# Records shown
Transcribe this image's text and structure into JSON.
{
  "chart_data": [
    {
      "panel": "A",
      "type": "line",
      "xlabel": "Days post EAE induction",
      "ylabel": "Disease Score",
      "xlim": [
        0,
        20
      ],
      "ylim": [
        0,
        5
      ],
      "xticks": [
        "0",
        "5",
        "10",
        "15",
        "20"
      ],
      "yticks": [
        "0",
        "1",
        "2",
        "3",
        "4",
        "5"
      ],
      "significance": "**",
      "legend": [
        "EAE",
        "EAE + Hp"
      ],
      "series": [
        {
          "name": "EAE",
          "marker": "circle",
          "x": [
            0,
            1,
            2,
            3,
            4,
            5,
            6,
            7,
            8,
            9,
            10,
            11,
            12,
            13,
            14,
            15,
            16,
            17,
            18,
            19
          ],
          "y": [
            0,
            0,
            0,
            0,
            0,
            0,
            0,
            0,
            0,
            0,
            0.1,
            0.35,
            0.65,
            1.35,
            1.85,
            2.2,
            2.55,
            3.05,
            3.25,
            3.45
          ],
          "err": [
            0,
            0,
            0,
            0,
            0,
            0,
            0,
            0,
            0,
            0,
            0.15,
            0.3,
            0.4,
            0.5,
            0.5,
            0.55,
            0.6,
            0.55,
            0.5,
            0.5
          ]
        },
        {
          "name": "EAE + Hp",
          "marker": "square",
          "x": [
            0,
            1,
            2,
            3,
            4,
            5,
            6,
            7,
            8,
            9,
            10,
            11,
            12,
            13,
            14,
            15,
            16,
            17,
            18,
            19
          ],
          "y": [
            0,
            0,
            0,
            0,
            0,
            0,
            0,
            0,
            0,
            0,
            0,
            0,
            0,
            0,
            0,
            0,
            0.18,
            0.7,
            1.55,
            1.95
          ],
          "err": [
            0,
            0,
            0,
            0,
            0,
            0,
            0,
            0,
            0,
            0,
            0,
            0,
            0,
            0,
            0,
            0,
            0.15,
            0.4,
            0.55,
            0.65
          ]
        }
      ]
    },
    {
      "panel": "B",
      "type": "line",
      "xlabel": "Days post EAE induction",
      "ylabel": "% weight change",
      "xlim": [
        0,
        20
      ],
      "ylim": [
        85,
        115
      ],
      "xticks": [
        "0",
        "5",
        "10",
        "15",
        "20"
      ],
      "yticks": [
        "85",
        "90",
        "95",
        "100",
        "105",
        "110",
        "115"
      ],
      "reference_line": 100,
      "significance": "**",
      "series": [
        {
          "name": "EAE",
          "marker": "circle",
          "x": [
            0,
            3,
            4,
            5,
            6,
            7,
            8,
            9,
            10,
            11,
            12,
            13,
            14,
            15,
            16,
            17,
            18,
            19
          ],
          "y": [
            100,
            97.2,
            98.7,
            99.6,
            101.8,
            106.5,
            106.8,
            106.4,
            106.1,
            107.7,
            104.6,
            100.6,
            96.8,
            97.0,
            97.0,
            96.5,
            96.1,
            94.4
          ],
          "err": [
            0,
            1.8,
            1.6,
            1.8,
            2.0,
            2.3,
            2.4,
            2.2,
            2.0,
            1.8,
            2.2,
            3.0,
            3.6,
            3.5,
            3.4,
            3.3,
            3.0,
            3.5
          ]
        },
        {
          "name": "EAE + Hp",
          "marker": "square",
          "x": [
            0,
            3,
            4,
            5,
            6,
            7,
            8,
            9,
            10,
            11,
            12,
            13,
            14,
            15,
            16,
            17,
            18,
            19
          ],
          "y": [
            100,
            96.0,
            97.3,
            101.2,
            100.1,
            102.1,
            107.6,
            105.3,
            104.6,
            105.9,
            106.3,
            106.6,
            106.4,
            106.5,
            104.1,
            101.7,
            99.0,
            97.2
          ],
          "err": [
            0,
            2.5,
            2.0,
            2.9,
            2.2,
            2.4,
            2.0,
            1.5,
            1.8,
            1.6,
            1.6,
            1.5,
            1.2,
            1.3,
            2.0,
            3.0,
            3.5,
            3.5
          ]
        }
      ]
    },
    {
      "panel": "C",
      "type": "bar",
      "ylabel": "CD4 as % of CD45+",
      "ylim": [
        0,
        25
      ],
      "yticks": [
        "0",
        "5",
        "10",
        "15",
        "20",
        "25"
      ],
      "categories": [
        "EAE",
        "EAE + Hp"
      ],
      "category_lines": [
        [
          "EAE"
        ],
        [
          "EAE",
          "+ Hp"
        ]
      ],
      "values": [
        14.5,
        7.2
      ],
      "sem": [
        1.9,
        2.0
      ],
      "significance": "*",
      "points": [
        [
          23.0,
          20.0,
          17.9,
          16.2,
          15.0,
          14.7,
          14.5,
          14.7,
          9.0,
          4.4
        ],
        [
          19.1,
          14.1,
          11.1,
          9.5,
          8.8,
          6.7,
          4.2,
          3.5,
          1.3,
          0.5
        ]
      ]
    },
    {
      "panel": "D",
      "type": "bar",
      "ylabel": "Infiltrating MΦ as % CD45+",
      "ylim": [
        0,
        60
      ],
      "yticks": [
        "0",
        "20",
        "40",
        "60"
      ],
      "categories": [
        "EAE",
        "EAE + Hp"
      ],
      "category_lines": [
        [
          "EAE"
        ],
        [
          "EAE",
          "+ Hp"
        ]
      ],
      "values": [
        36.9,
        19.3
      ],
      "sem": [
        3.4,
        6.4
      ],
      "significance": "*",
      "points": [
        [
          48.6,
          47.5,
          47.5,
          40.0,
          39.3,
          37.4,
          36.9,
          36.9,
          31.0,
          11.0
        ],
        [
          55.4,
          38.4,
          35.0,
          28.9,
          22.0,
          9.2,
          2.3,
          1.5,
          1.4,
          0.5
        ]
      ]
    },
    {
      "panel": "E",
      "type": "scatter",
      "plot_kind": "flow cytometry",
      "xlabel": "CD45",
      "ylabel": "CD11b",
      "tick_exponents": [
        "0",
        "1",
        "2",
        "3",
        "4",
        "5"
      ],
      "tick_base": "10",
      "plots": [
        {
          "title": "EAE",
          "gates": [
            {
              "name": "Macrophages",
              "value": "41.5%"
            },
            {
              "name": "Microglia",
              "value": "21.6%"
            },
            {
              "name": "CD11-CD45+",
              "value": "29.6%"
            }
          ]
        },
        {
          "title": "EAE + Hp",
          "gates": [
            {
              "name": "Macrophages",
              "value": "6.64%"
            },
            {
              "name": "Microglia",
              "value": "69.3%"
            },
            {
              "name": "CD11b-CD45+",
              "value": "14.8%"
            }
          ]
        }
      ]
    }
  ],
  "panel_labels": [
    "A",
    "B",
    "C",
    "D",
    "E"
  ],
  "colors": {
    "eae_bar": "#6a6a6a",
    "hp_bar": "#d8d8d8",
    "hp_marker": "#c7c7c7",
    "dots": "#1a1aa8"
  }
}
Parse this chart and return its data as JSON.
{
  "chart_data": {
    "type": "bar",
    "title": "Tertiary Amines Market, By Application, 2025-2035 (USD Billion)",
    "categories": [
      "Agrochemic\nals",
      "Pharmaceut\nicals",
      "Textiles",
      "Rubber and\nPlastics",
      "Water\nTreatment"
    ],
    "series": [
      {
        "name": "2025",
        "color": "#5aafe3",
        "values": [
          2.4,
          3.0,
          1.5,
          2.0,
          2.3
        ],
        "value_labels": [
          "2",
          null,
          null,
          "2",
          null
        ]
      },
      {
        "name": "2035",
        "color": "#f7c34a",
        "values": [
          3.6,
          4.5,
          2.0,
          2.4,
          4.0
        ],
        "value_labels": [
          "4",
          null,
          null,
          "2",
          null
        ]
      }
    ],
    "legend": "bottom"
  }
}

# Goal of the exercise
Reproduce each entry from the records above, character for character.

# Expected answer
Transcribe this image's text and structure into JSON.
{
  "chart_data": [
    {
      "panel": "A",
      "type": "line",
      "xlabel": "Days post EAE induction",
      "ylabel": "Disease Score",
      "xlim": [
        0,
        20
      ],
      "ylim": [
        0,
        5
      ],
      "xticks": [
        "0",
        "5",
        "10",
        "15",
        "20"
      ],
      "yticks": [
        "0",
        "1",
        "2",
        "3",
        "4",
        "5"
      ],
      "significance": "**",
      "legend": [
        "EAE",
        "EAE + Hp"
      ],
      "series": [
        {
          "name": "EAE",
          "marker": "circle",
          "x": [
            0,
            1,
            2,
            3,
            4,
            5,
            6,
            7,
            8,
            9,
            10,
            11,
            12,
            13,
            14,
            15,
            16,
            17,
            18,
            19
          ],
          "y": [
            0,
            0,
            0,
            0,
            0,
            0,
            0,
            0,
            0,
            0,
            0.1,
            0.35,
            0.65,
            1.35,
            1.85,
            2.2,
            2.55,
            3.05,
            3.25,
            3.45
          ],
          "err": [
            0,
            0,
            0,
            0,
            0,
            0,
            0,
            0,
            0,
            0,
            0.15,
            0.3,
            0.4,
            0.5,
            0.5,
            0.55,
            0.6,
            0.55,
            0.5,
            0.5
          ]
        },
        {
          "name": "EAE + Hp",
          "marker": "square",
          "x": [
            0,
            1,
            2,
            3,
            4,
            5,
            6,
            7,
            8,
            9,
            10,
            11,
            12,
            13,
            14,
            15,
            16,
            17,
            18,
            19
          ],
          "y": [
            0,
            0,
            0,
            0,
            0,
            0,
            0,
            0,
            0,
            0,
            0,
            0,
            0,
            0,
            0,
            0,
            0.18,
            0.7,
            1.55,
            1.95
          ],
          "err": [
            0,
            0,
            0,
            0,
            0,
            0,
            0,
            0,
            0,
            0,
            0,
            0,
            0,
            0,
            0,
            0,
            0.15,
            0.4,
            0.55,
            0.65
          ]
        }
      ]
    },
    {
      "panel": "B",
      "type": "line",
      "xlabel": "Days post EAE induction",
      "ylabel": "% weight change",
      "xlim": [
        0,
        20
      ],
      "ylim": [
        85,
        115
      ],
      "xticks": [
        "0",
        "5",
        "10",
        "15",
        "20"
      ],
      "yticks": [
        "85",
        "90",
        "95",
        "100",
        "105",
        "110",
        "115"
      ],
      "reference_line": 100,
      "significance": "**",
      "series": [
        {
          "name": "EAE",
          "marker": "circle",
          "x": [
            0,
            3,
            4,
            5,
            6,
            7,
            8,
            9,
            10,
            11,
            12,
            13,
            14,
            15,
            16,
            17,
            18,
            19
          ],
          "y": [
            100,
            97.2,
            98.7,
            99.6,
            101.8,
            106.5,
            106.8,
            106.4,
            106.1,
            107.7,
            104.6,
            100.6,
            96.8,
            97.0,
            97.0,
            96.5,
            96.1,
            94.4
          ],
          "err": [
            0,
            1.8,
            1.6,
            1.8,
            2.0,
            2.3,
            2.4,
            2.2,
            2.0,
            1.8,
            2.2,
            3.0,
            3.6,
            3.5,
            3.4,
            3.3,
            3.0,
            3.5
          ]
        },
        {
          "name": "EAE + Hp",
          "marker": "square",
          "x": [
            0,
            3,
            4,
            5,
            6,
            7,
            8,
            9,
            10,
            11,
            12,
            13,
            14,
            15,
            16,
            17,
            18,
            19
          ],
          "y": [
            100,
            96.0,
            97.3,
            101.2,
            100.1,
            102.1,
            107.6,
            105.3,
            104.6,
            105.9,
            106.3,
            106.6,
            106.4,
            106.5,
            104.1,
            101.7,
            99.0,
            97.2
          ],
          "err": [
            0,
            2.5,
            2.0,
            2.9,
            2.2,
            2.4,
            2.0,
            1.5,
            1.8,
            1.6,
            1.6,
            1.5,
            1.2,
            1.3,
            2.0,
            3.0,
            3.5,
            3.5
          ]
        }
      ]
    },
    {
      "panel": "C",
      "type": "bar",
      "ylabel": "CD4 as % of CD45+",
      "ylim": [
        0,
        25
      ],
      "yticks": [
        "0",
        "5",
        "10",
        "15",
        "20",
        "25"
      ],
      "categories": [
        "EAE",
        "EAE + Hp"
      ],
      "category_lines": [
        [
          "EAE"
        ],
        [
          "EAE",
          "+ Hp"
        ]
      ],
      "values": [
        14.5,
        7.2
      ],
      "sem": [
        1.9,
        2.0
      ],
      "significance": "*",
      "points": [
        [
          23.0,
          20.0,
          17.9,
          16.2,
          15.0,
          14.7,
          14.5,
          14.7,
          9.0,
          4.4
        ],
        [
          19.1,
          14.1,
          11.1,
          9.5,
          8.8,
          6.7,
          4.2,
          3.5,
          1.3,
          0.5
        ]
      ]
    },
    {
      "panel": "D",
      "type": "bar",
      "ylabel": "Infiltrating MΦ as % CD45+",
      "ylim": [
        0,
        60
      ],
      "yticks": [
        "0",
        "20",
        "40",
        "60"
      ],
      "categories": [
        "EAE",
        "EAE + Hp"
      ],
      "category_lines": [
        [
          "EAE"
        ],
        [
          "EAE",
          "+ Hp"
        ]
      ],
      "values": [
        36.9,
        19.3
      ],
      "sem": [
        3.4,
        6.4
      ],
      "significance": "*",
      "points": [
        [
          48.6,
          47.5,
          47.5,
          40.0,
          39.3,
          37.4,
          36.9,
          36.9,
          31.0,
          11.0
        ],
        [
          55.4,
          38.4,
          35.0,
          28.9,
          22.0,
          9.2,
          2.3,
          1.5,
          1.4,
          0.5
        ]
      ]
    },
    {
      "panel": "E",
      "type": "scatter",
      "plot_kind": "flow cytometry",
      "xlabel": "CD45",
      "ylabel": "CD11b",
      "tick_exponents": [
        "0",
        "1",
        "2",
        "3",
        "4",
        "5"
      ],
      "tick_base": "10",
      "plots": [
        {
          "title": "EAE",
          "gates": [
            {
              "name": "Macrophages",
              "value": "41.5%"
            },
            {
              "name": "Microglia",
              "value": "21.6%"
            },
            {
              "name": "CD11-CD45+",
              "value": "29.6%"
            }
          ]
        },
        {
          "title": "EAE + Hp",
          "gates": [
            {
              "name": "Macrophages",
              "value": "6.64%"
            },
            {
              "name": "Microglia",
              "value": "69.3%"
            },
            {
              "name": "CD11b-CD45+",
              "value": "14.8%"
            }
          ]
        }
      ]
    }
  ],
  "panel_labels": [
    "A",
    "B",
    "C",
    "D",
    "E"
  ],
  "colors": {
    "eae_bar": "#6a6a6a",
    "hp_bar": "#d8d8d8",
    "hp_marker": "#c7c7c7",
    "dots": "#1a1aa8"
  }
}
Parse this chart and return its data as JSON.
{
  "chart_data": {
    "type": "bar",
    "title": "Tertiary Amines Market, By Application, 2025-2035 (USD Billion)",
    "categories": [
      "Agrochemic\nals",
      "Pharmaceut\nicals",
      "Textiles",
      "Rubber and\nPlastics",
      "Water\nTreatment"
    ],
    "series": [
      {
        "name": "2025",
        "color": "#5aafe3",
        "values": [
          2.4,
          3.0,
          1.5,
          2.0,
          2.3
        ],
        "value_labels": [
          "2",
          null,
          null,
          "2",
          null
        ]
      },
      {
        "name": "2035",
        "color": "#f7c34a",
        "values": [
          3.6,
          4.5,
          2.0,
          2.4,
          4.0
        ],
        "value_labels": [
          "4",
          null,
          null,
          "2",
          null
        ]
      }
    ],
    "legend": "bottom"
  }
}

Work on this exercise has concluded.